> **Exercise requirements**
Write out all the entries word for word and omit any pictures.

(Data excerpts)
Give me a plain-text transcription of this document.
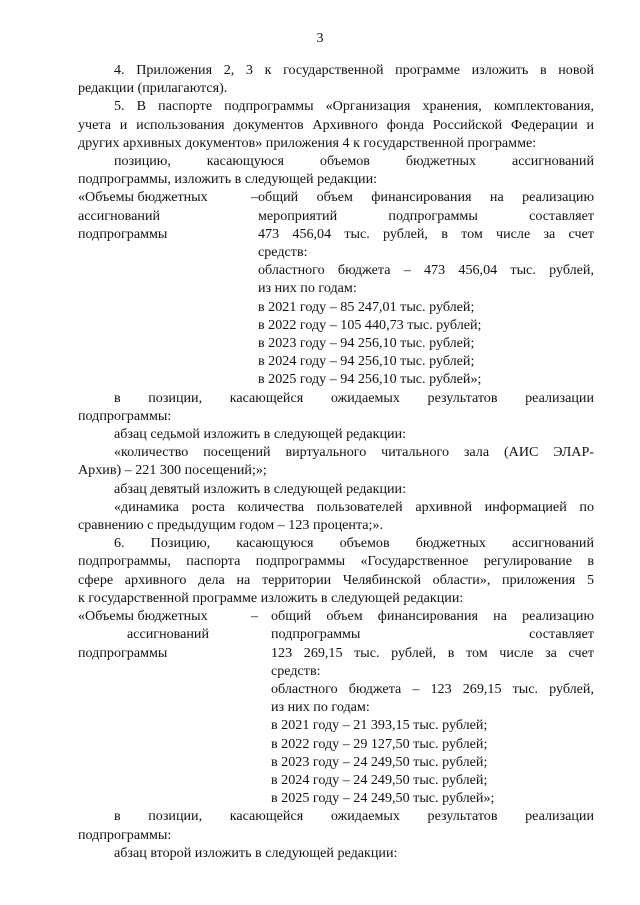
3

4. Приложения 2, 3 к государственной программе изложить в новой

редакции (прилагаются).

5. В паспорте подпрограммы «Организация хранения, комплектования,

учета и использования документов Архивного фонда Российской Федерации и

других архивных документов» приложения 4 к государственной программе:

позицию, касающуюся объемов бюджетных ассигнований

подпрограммы, изложить в следующей редакции:

«Объемы бюджетных	–
ассигнований
подпрограммы

общий объем финансирования на реализацию

мероприятий подпрограммы составляет

473 456,04 тыс. рублей, в том числе за счет

средств:

областного бюджета – 473 456,04 тыс. рублей,

из них по годам:

в 2021 году – 85 247,01 тыс. рублей;

в 2022 году – 105 440,73 тыс. рублей;

в 2023 году – 94 256,10 тыс. рублей;

в 2024 году – 94 256,10 тыс. рублей;

в 2025 году – 94 256,10 тыс. рублей»;

в позиции, касающейся ожидаемых результатов реализации

подпрограммы:

абзац седьмой изложить в следующей редакции:

«количество посещений виртуального читального зала (АИС ЭЛАР-

Архив) – 221 300 посещений;»;

абзац девятый изложить в следующей редакции:

«динамика роста количества пользователей архивной информацией по

сравнению с предыдущим годом – 123 процента;».

6. Позицию, касающуюся объемов бюджетных ассигнований

подпрограммы, паспорта подпрограммы «Государственное регулирование в

сфере архивного дела на территории Челябинской области», приложения 5

к государственной программе изложить в следующей редакции:

«Объемы бюджетных	–
ассигнований
подпрограммы

общий объем финансирования на реализацию

подпрограммы составляет

123 269,15 тыс. рублей, в том числе за счет

средств:

областного бюджета – 123 269,15 тыс. рублей,

из них по годам:

в 2021 году – 21 393,15 тыс. рублей;

в 2022 году – 29 127,50 тыс. рублей;

в 2023 году – 24 249,50 тыс. рублей;

в 2024 году – 24 249,50 тыс. рублей;

в 2025 году – 24 249,50 тыс. рублей»;

в позиции, касающейся ожидаемых результатов реализации

подпрограммы:

абзац второй изложить в следующей редакции:
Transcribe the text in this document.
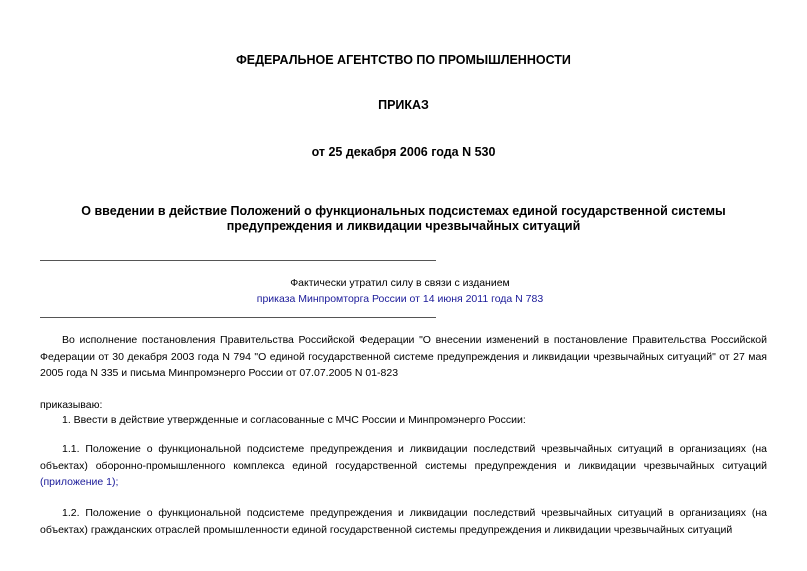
ФЕДЕРАЛЬНОЕ АГЕНТСТВО ПО ПРОМЫШЛЕННОСТИ
ПРИКАЗ
от 25 декабря 2006 года N 530
О введении в действие Положений о функциональных подсистемах единой государственной системы предупреждения и ликвидации чрезвычайных ситуаций
Фактически утратил силу в связи с изданием
приказа Минпромторга России от 14 июня 2011 года N 783
Во исполнение постановления Правительства Российской Федерации "О внесении изменений в постановление Правительства Российской Федерации от 30 декабря 2003 года N 794 "О единой государственной системе предупреждения и ликвидации чрезвычайных ситуаций" от 27 мая 2005 года N 335 и письма Минпромэнерго России от 07.07.2005 N 01-823
приказываю:
1. Ввести в действие утвержденные и согласованные с МЧС России и Минпромэнерго России:
1.1. Положение о функциональной подсистеме предупреждения и ликвидации последствий чрезвычайных ситуаций в организациях (на объектах) оборонно-промышленного комплекса единой государственной системы предупреждения и ликвидации чрезвычайных ситуаций (приложение 1);
1.2. Положение о функциональной подсистеме предупреждения и ликвидации последствий чрезвычайных ситуаций в организациях (на объектах) гражданских отраслей промышленности единой государственной системы предупреждения и ликвидации чрезвычайных ситуаций
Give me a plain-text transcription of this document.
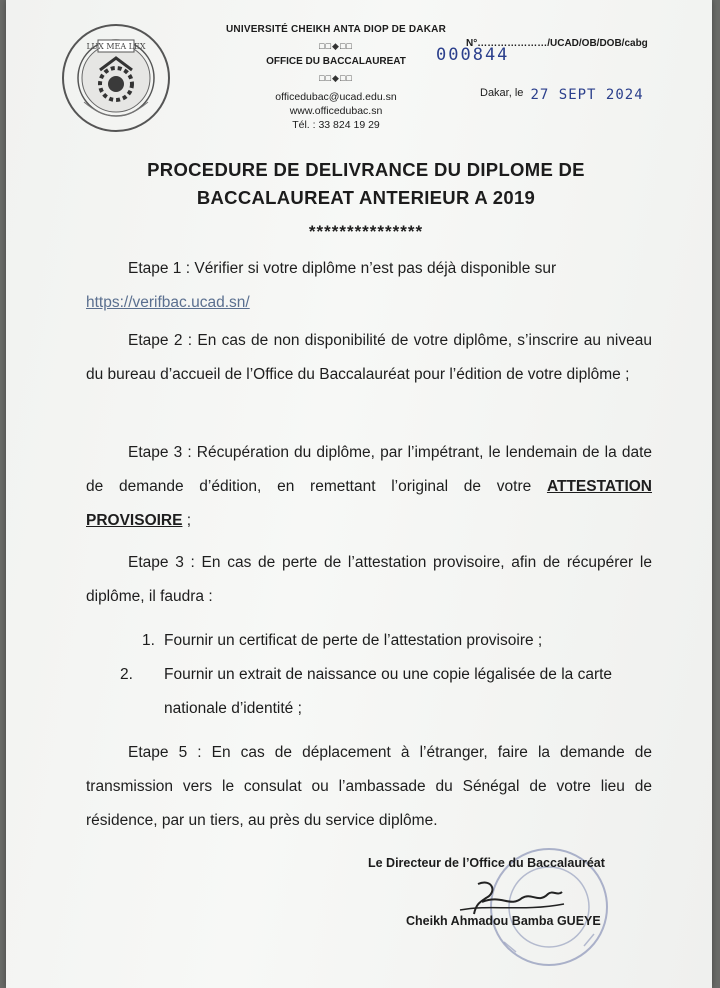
LUX MEA LEX
UNIVERSITÉ CHEIKH ANTA DIOP DE DAKAR
□□◆□□
OFFICE DU BACCALAUREAT
□□◆□□
officedubac@ucad.edu.sn
www.officedubac.sn
Tél. : 33 824 19 29
N°…………………/UCAD/OB/DOB/cabg
000844
Dakar, le 27 SEPT 2024
PROCEDURE DE DELIVRANCE DU DIPLOME DE
BACCALAUREAT ANTERIEUR A 2019
***************
Etape 1 : Vérifier si votre diplôme n’est pas déjà disponible sur
https://verifbac.ucad.sn/
Etape 2 : En cas de non disponibilité de votre diplôme, s’inscrire au niveau du bureau d’accueil de l’Office du Baccalauréat pour l’édition de votre diplôme ;
Etape 3 : Récupération du diplôme, par l’impétrant, le lendemain de la date de demande d’édition, en remettant l’original de votre ATTESTATION PROVISOIRE ;
Etape 3 : En cas de perte de l’attestation provisoire, afin de récupérer le diplôme, il faudra :
1. Fournir un certificat de perte de l’attestation provisoire ;
2. Fournir un extrait de naissance ou une copie légalisée de la carte nationale d’identité ;
Etape 5 : En cas de déplacement à l’étranger, faire la demande de transmission vers le consulat ou l’ambassade du Sénégal de votre lieu de résidence, par un tiers, au près du service diplôme.
Le Directeur de l’Office du Baccalauréat
Cheikh Ahmadou Bamba GUEYE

> **Result for this exercise**
Give me a plain-text transcription of this document.
3

4. Приложения 2, 3 к государственной программе изложить в новой

редакции (прилагаются).

5. В паспорте подпрограммы «Организация хранения, комплектования,

учета и использования документов Архивного фонда Российской Федерации и

других архивных документов» приложения 4 к государственной программе:

позицию, касающуюся объемов бюджетных ассигнований

подпрограммы, изложить в следующей редакции:

«Объемы бюджетных	–
ассигнований
подпрограммы

общий объем финансирования на реализацию

мероприятий подпрограммы составляет

473 456,04 тыс. рублей, в том числе за счет

средств:

областного бюджета – 473 456,04 тыс. рублей,

из них по годам:

в 2021 году – 85 247,01 тыс. рублей;

в 2022 году – 105 440,73 тыс. рублей;

в 2023 году – 94 256,10 тыс. рублей;

в 2024 году – 94 256,10 тыс. рублей;

в 2025 году – 94 256,10 тыс. рублей»;

в позиции, касающейся ожидаемых результатов реализации

подпрограммы:

абзац седьмой изложить в следующей редакции:

«количество посещений виртуального читального зала (АИС ЭЛАР-

Архив) – 221 300 посещений;»;

абзац девятый изложить в следующей редакции:

«динамика роста количества пользователей архивной информацией по

сравнению с предыдущим годом – 123 процента;».

6. Позицию, касающуюся объемов бюджетных ассигнований

подпрограммы, паспорта подпрограммы «Государственное регулирование в

сфере архивного дела на территории Челябинской области», приложения 5

к государственной программе изложить в следующей редакции:

«Объемы бюджетных	–
ассигнований
подпрограммы

общий объем финансирования на реализацию

подпрограммы составляет

123 269,15 тыс. рублей, в том числе за счет

средств:

областного бюджета – 123 269,15 тыс. рублей,

из них по годам:

в 2021 году – 21 393,15 тыс. рублей;

в 2022 году – 29 127,50 тыс. рублей;

в 2023 году – 24 249,50 тыс. рублей;

в 2024 году – 24 249,50 тыс. рублей;

в 2025 году – 24 249,50 тыс. рублей»;

в позиции, касающейся ожидаемых результатов реализации

подпрограммы:

абзац второй изложить в следующей редакции:
Transcribe the text in this document.
ФЕДЕРАЛЬНОЕ АГЕНТСТВО ПО ПРОМЫШЛЕННОСТИ
ПРИКАЗ
от 25 декабря 2006 года N 530
О введении в действие Положений о функциональных подсистемах единой государственной системы предупреждения и ликвидации чрезвычайных ситуаций
Фактически утратил силу в связи с изданием
приказа Минпромторга России от 14 июня 2011 года N 783
Во исполнение постановления Правительства Российской Федерации "О внесении изменений в постановление Правительства Российской Федерации от 30 декабря 2003 года N 794 "О единой государственной системе предупреждения и ликвидации чрезвычайных ситуаций" от 27 мая 2005 года N 335 и письма Минпромэнерго России от 07.07.2005 N 01-823
приказываю:
1. Ввести в действие утвержденные и согласованные с МЧС России и Минпромэнерго России:
1.1. Положение о функциональной подсистеме предупреждения и ликвидации последствий чрезвычайных ситуаций в организациях (на объектах) оборонно-промышленного комплекса единой государственной системы предупреждения и ликвидации чрезвычайных ситуаций (приложение 1);
1.2. Положение о функциональной подсистеме предупреждения и ликвидации последствий чрезвычайных ситуаций в организациях (на объектах) гражданских отраслей промышленности единой государственной системы предупреждения и ликвидации чрезвычайных ситуаций
Give me a plain-text transcription of this document.
LUX MEA LEX
UNIVERSITÉ CHEIKH ANTA DIOP DE DAKAR
□□◆□□
OFFICE DU BACCALAUREAT
□□◆□□
officedubac@ucad.edu.sn
www.officedubac.sn
Tél. : 33 824 19 29
N°…………………/UCAD/OB/DOB/cabg
000844
Dakar, le 27 SEPT 2024
PROCEDURE DE DELIVRANCE DU DIPLOME DE
BACCALAUREAT ANTERIEUR A 2019
***************
Etape 1 : Vérifier si votre diplôme n’est pas déjà disponible sur
https://verifbac.ucad.sn/
Etape 2 : En cas de non disponibilité de votre diplôme, s’inscrire au niveau du bureau d’accueil de l’Office du Baccalauréat pour l’édition de votre diplôme ;
Etape 3 : Récupération du diplôme, par l’impétrant, le lendemain de la date de demande d’édition, en remettant l’original de votre ATTESTATION PROVISOIRE ;
Etape 3 : En cas de perte de l’attestation provisoire, afin de récupérer le diplôme, il faudra :
1. Fournir un certificat de perte de l’attestation provisoire ;
2. Fournir un extrait de naissance ou une copie légalisée de la carte nationale d’identité ;
Etape 5 : En cas de déplacement à l’étranger, faire la demande de transmission vers le consulat ou l’ambassade du Sénégal de votre lieu de résidence, par un tiers, au près du service diplôme.
Le Directeur de l’Office du Baccalauréat
Cheikh Ahmadou Bamba GUEYE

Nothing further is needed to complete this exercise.